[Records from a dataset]
[BEGIN]

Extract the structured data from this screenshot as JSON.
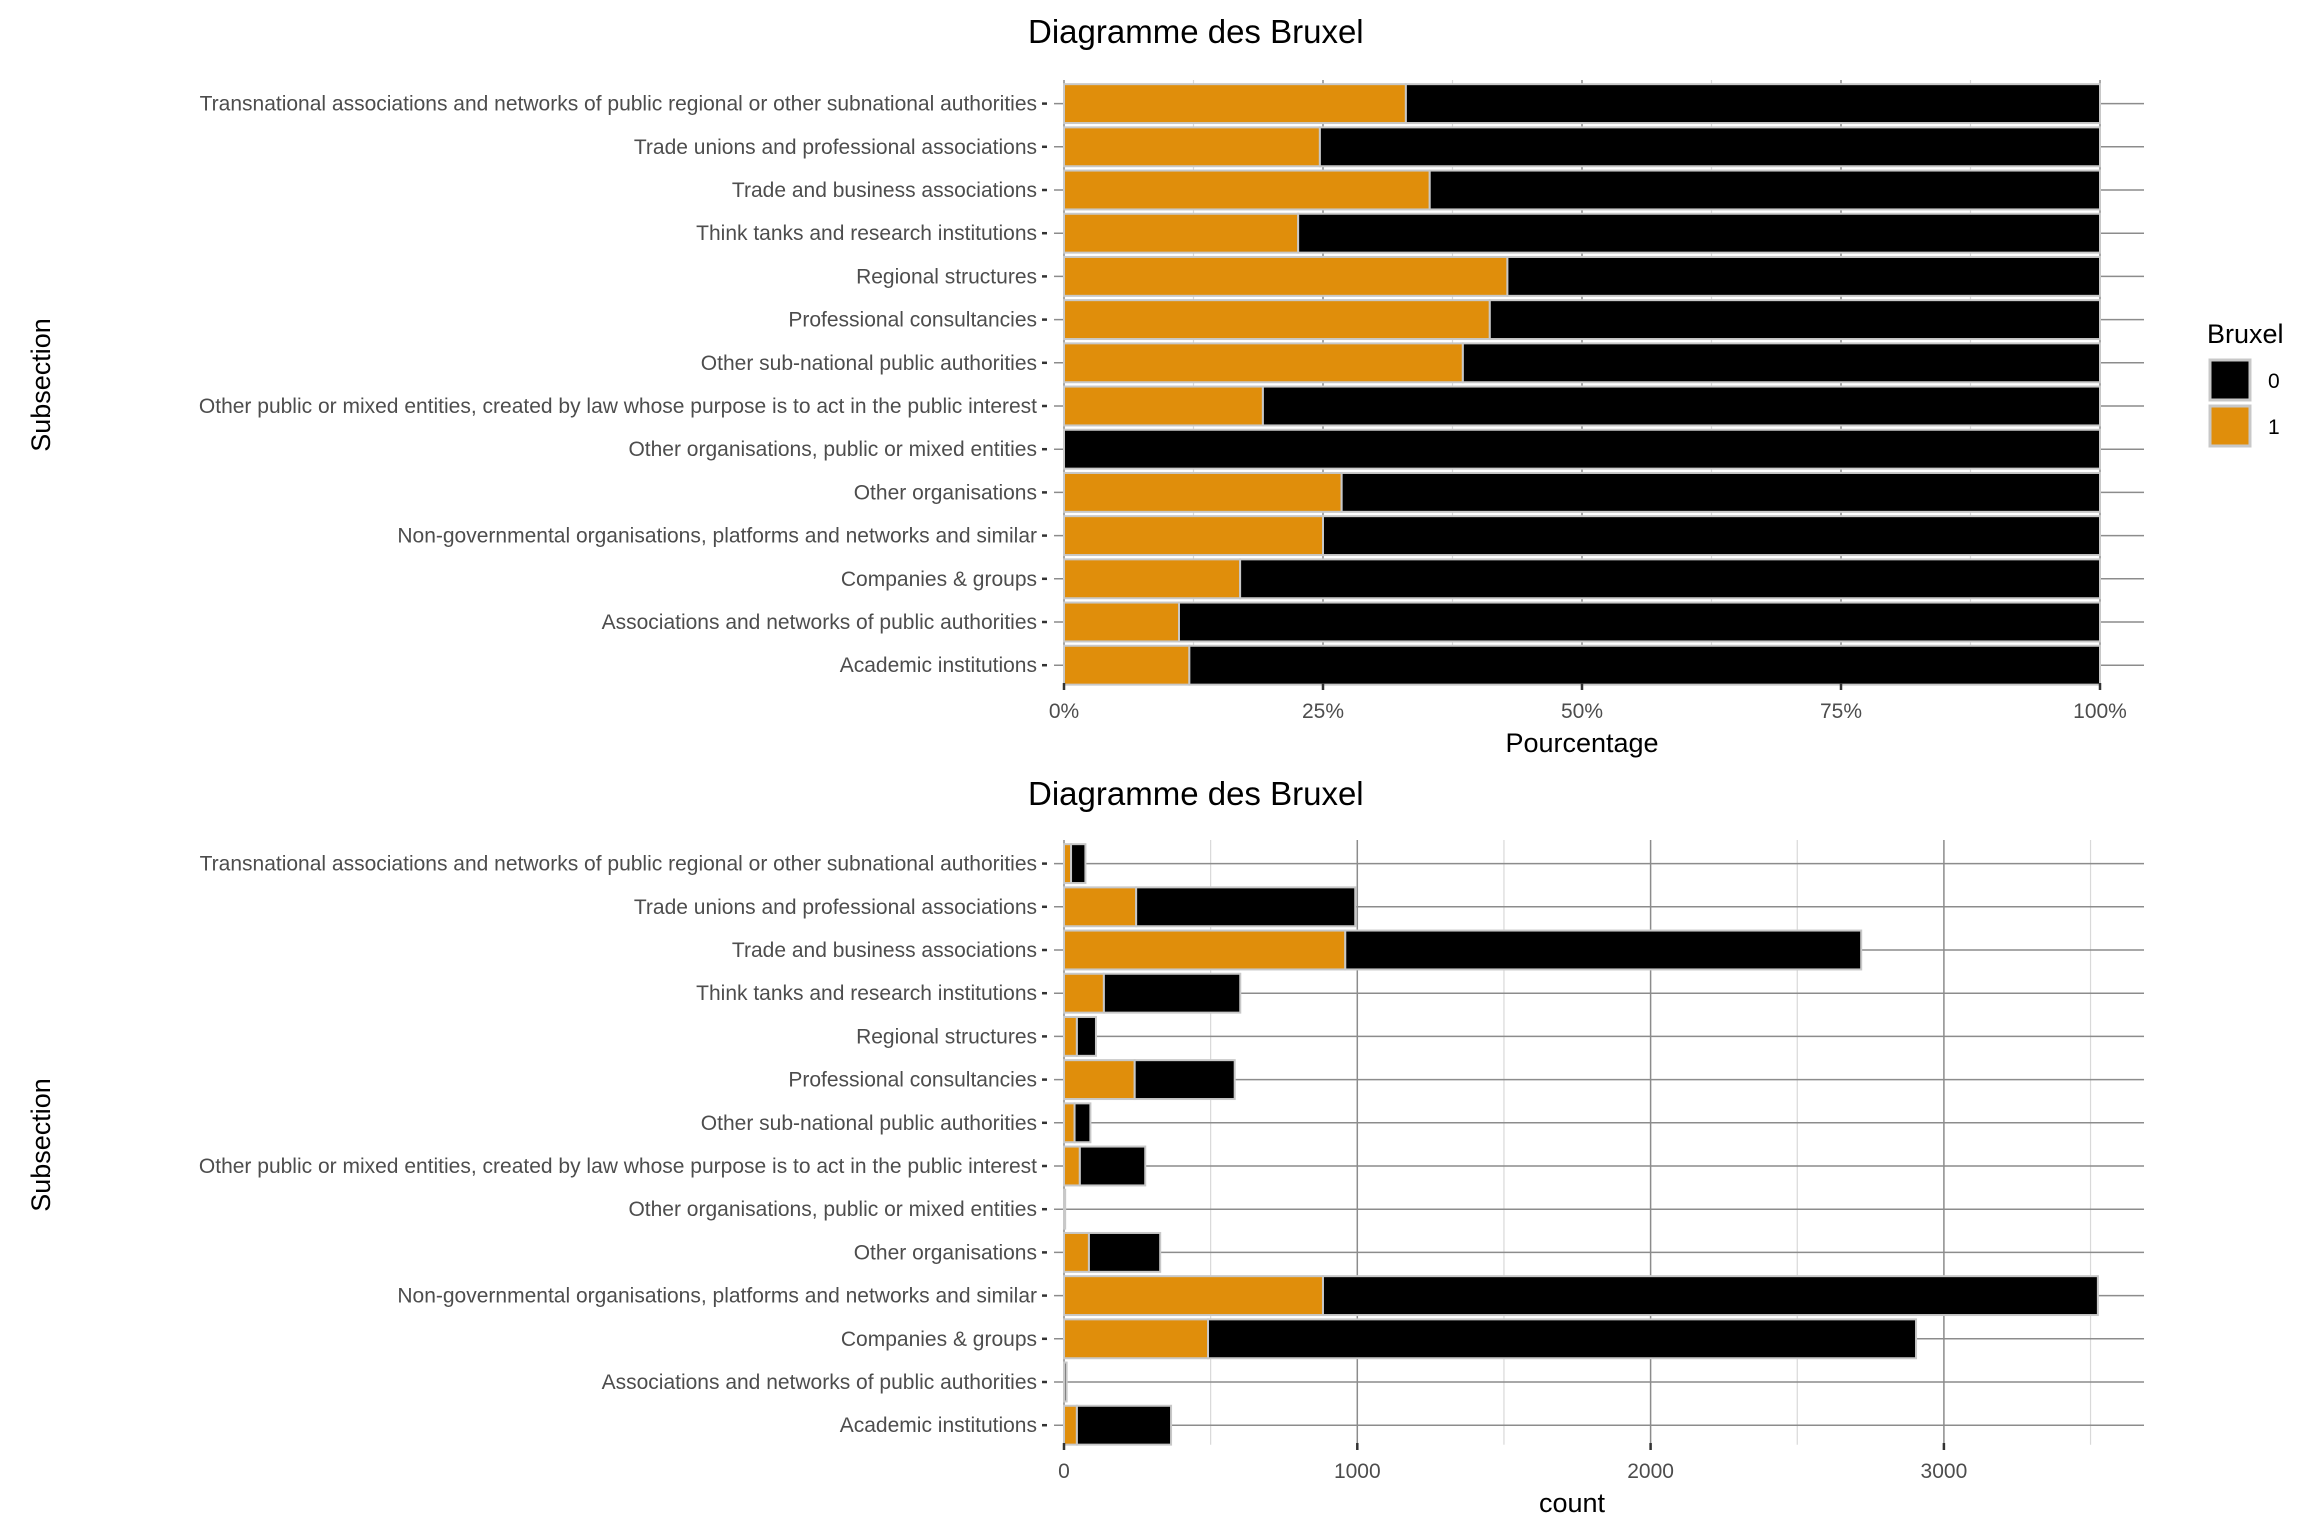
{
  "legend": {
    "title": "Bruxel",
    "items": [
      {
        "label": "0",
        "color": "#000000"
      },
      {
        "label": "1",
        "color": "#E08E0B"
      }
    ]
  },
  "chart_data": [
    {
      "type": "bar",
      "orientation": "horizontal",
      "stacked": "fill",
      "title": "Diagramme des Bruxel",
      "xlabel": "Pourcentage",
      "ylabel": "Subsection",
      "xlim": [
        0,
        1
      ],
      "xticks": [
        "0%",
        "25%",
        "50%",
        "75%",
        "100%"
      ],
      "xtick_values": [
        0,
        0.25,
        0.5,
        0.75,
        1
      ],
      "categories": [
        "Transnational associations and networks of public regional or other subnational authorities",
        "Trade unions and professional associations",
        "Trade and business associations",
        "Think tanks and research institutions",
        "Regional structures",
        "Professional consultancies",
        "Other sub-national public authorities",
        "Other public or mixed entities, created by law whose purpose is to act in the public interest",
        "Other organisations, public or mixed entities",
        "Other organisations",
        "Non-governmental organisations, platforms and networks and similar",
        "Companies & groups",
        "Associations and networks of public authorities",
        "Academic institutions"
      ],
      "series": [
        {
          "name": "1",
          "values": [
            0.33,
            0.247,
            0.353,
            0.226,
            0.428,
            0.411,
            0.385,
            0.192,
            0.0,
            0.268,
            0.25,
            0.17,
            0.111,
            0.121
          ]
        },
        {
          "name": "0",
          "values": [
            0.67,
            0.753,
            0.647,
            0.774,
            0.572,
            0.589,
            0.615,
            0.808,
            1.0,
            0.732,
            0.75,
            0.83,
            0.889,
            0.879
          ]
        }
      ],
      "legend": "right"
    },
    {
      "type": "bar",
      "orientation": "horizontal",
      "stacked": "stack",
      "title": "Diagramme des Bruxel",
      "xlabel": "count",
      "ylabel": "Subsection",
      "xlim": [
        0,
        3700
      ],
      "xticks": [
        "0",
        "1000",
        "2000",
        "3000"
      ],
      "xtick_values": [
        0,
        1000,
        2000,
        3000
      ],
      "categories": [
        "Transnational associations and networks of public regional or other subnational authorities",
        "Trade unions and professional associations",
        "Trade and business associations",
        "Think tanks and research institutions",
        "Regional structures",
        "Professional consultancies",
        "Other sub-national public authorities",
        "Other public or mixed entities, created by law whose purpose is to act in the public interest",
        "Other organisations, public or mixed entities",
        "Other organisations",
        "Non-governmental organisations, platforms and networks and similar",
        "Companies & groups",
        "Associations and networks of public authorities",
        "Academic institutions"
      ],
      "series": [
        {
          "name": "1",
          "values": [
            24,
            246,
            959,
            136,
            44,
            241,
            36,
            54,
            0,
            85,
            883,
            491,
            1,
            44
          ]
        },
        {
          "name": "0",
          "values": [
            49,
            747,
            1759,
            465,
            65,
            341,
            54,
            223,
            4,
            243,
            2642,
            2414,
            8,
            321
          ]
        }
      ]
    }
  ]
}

[END]
[BEGIN]

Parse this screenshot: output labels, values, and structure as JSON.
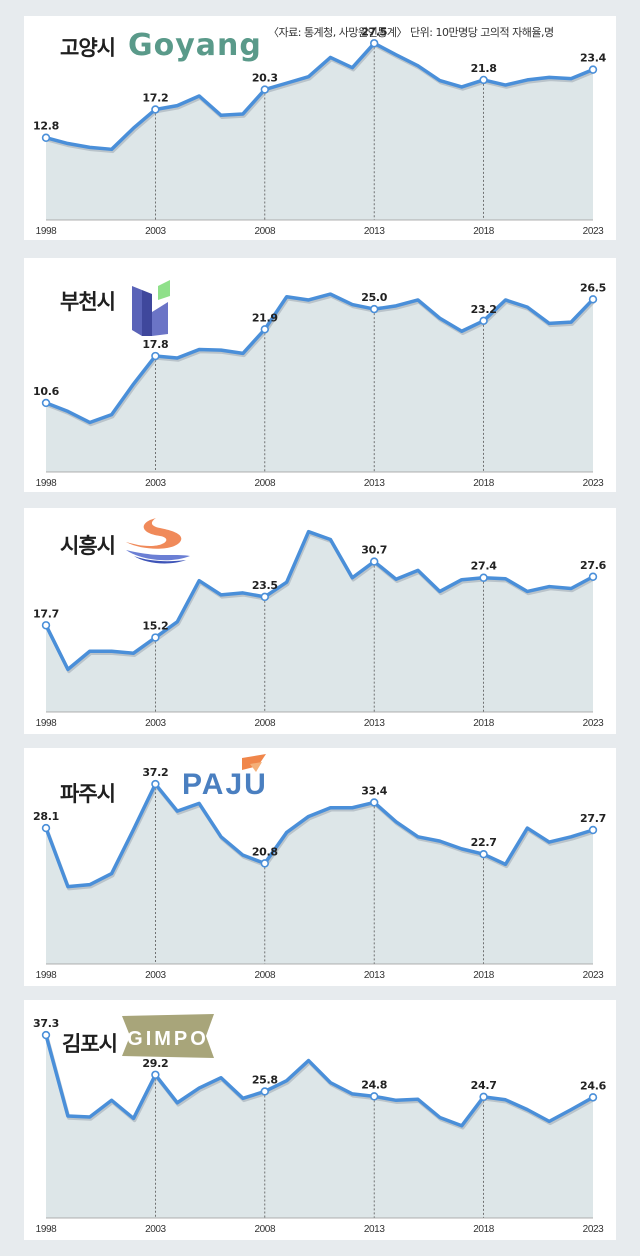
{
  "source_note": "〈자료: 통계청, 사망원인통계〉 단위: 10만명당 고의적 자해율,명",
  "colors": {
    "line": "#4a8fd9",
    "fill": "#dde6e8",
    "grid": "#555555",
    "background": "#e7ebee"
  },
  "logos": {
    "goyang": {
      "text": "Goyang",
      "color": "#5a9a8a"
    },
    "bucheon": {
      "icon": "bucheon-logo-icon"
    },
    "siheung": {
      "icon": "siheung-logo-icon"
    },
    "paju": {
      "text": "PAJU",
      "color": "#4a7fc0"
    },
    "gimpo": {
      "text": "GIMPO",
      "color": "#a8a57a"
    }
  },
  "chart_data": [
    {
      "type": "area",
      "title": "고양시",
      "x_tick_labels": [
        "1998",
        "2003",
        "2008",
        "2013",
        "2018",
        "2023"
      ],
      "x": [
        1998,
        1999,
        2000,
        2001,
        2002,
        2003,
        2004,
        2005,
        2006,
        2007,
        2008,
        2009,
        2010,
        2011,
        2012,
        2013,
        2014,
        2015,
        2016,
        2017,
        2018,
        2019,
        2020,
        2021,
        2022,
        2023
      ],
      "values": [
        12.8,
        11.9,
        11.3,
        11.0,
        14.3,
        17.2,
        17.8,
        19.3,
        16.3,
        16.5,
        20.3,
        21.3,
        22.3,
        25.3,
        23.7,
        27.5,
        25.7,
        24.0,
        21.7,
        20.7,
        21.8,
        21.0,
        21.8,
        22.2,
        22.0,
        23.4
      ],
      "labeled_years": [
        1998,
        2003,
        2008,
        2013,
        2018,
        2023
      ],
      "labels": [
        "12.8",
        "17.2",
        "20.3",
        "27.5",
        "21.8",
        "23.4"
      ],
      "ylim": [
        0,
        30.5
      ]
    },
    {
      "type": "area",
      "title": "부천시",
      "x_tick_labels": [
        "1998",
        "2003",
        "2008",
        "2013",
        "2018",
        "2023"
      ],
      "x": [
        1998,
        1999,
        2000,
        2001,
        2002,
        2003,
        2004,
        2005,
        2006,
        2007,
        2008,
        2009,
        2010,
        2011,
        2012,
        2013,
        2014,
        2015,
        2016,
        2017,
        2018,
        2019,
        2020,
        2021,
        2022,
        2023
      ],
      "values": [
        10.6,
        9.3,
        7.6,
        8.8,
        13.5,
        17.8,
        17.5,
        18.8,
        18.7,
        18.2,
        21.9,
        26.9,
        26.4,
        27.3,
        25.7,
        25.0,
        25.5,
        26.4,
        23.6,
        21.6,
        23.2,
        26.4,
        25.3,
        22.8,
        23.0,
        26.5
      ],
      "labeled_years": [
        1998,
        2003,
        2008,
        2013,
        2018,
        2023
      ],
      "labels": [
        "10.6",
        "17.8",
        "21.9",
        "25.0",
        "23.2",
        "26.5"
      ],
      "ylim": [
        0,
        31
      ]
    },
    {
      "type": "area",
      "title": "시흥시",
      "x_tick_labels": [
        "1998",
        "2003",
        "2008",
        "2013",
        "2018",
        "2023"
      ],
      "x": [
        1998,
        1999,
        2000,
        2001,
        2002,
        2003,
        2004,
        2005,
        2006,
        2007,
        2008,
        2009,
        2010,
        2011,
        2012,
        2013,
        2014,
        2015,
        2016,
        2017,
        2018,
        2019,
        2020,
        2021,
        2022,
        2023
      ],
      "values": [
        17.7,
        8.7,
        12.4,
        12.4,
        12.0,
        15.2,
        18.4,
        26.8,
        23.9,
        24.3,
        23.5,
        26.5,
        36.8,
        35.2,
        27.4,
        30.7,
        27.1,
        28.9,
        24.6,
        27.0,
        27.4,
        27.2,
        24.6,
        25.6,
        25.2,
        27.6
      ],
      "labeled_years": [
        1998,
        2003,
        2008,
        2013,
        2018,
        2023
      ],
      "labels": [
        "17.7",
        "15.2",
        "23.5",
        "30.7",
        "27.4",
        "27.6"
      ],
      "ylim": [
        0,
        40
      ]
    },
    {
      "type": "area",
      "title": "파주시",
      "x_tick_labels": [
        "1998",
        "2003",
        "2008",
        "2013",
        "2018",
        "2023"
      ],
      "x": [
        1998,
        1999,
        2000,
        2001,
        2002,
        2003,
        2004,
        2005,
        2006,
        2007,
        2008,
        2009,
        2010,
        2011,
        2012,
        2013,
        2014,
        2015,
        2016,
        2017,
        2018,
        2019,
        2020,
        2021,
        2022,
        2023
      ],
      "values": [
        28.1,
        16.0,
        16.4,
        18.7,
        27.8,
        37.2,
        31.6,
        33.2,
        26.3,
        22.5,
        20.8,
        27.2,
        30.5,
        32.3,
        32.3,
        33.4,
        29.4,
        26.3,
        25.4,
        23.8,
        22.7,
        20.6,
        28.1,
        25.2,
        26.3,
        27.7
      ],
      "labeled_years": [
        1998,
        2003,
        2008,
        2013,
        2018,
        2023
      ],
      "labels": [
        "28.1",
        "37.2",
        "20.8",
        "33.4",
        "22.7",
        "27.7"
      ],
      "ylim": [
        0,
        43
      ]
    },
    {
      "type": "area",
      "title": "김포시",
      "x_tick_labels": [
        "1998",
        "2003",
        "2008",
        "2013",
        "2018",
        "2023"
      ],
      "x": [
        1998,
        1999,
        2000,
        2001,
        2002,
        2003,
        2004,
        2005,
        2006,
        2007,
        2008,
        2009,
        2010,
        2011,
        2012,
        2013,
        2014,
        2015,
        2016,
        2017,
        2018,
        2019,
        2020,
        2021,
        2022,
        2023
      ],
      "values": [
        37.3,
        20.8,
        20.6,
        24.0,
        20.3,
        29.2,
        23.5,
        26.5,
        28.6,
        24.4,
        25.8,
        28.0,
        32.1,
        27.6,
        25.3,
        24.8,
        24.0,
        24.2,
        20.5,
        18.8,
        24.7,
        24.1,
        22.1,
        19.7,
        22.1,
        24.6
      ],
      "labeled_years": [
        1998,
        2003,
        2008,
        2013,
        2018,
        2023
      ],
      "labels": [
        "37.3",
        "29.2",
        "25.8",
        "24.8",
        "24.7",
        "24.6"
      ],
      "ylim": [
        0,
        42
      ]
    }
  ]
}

[END]
[BEGIN]

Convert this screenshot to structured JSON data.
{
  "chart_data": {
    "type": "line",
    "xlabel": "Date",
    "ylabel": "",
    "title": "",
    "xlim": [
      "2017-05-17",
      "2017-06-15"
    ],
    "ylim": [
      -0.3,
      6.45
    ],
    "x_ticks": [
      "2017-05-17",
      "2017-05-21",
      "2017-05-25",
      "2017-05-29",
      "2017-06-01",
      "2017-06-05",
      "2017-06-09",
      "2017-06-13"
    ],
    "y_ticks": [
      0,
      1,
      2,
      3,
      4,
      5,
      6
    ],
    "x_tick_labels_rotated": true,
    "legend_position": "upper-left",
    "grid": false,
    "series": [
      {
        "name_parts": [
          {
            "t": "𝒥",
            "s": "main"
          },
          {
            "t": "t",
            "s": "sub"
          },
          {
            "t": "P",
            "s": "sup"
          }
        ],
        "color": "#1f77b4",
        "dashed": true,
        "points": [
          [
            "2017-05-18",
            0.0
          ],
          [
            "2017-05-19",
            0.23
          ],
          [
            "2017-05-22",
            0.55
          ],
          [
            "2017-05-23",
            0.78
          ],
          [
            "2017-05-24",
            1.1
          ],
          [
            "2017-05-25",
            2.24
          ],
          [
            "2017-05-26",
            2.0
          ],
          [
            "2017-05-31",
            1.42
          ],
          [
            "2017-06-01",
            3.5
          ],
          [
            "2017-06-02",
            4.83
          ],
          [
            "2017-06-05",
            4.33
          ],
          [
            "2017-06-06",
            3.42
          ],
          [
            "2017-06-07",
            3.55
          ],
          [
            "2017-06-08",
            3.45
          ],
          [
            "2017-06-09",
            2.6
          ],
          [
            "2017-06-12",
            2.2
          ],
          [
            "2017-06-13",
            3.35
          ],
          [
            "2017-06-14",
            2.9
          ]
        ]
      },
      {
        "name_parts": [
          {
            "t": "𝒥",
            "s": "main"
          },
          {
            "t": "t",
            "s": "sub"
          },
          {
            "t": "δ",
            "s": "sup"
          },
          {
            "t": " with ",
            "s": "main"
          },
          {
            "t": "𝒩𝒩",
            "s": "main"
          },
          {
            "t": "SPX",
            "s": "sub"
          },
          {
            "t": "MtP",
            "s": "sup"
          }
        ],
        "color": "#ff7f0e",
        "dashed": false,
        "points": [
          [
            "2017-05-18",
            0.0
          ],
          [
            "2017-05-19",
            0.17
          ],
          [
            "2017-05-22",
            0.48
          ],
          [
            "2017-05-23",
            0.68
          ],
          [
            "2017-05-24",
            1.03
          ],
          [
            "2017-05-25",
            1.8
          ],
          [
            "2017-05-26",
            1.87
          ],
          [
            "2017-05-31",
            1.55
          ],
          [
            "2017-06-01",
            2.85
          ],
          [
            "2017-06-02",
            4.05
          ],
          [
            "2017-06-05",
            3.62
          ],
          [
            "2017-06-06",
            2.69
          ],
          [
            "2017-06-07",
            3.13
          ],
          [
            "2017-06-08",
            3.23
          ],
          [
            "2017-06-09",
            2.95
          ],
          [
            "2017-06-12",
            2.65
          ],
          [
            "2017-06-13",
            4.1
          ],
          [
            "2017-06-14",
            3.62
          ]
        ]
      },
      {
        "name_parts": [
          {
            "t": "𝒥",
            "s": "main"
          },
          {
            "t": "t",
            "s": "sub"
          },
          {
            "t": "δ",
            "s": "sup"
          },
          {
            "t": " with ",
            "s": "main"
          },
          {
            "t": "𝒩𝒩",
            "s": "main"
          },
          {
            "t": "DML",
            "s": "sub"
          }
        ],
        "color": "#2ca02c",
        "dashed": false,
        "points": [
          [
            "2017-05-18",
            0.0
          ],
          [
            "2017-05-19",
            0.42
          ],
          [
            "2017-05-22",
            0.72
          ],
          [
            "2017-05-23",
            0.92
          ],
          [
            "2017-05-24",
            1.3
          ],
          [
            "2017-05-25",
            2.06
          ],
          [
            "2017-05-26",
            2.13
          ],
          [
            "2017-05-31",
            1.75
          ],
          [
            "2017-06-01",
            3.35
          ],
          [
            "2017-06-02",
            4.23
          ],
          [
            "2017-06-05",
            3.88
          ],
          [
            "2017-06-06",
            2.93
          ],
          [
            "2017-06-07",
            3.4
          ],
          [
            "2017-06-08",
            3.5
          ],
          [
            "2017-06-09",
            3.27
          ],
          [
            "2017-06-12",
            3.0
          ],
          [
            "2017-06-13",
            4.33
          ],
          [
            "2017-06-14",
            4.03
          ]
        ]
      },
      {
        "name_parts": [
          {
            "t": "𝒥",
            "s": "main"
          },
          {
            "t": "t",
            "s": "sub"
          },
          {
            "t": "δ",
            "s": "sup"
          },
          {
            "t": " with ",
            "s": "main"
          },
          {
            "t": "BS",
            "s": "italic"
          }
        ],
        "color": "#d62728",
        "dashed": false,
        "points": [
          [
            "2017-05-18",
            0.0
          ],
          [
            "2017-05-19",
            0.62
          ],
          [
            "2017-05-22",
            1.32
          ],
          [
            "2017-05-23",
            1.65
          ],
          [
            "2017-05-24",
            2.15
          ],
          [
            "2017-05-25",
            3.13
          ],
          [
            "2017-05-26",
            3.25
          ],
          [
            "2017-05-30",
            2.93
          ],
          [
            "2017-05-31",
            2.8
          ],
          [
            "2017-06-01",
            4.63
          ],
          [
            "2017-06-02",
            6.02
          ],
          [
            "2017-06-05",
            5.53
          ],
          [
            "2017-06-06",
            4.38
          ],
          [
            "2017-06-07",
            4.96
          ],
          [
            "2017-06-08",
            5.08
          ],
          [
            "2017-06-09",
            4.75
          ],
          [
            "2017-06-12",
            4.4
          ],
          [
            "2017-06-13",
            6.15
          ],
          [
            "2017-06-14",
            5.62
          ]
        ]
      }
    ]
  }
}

[END]

• _Stated exercise_
Copy each line of the data above that holds "title".

• _Response to the task_
    "title": "Bruxel",
      "title": "Diagramme des Bruxel",
      "title": "Diagramme des Bruxel",
      "title": "고양시",
      "title": "부천시",
      "title": "시흥시",
      "title": "파주시",
      "title": "김포시",
    "title": "",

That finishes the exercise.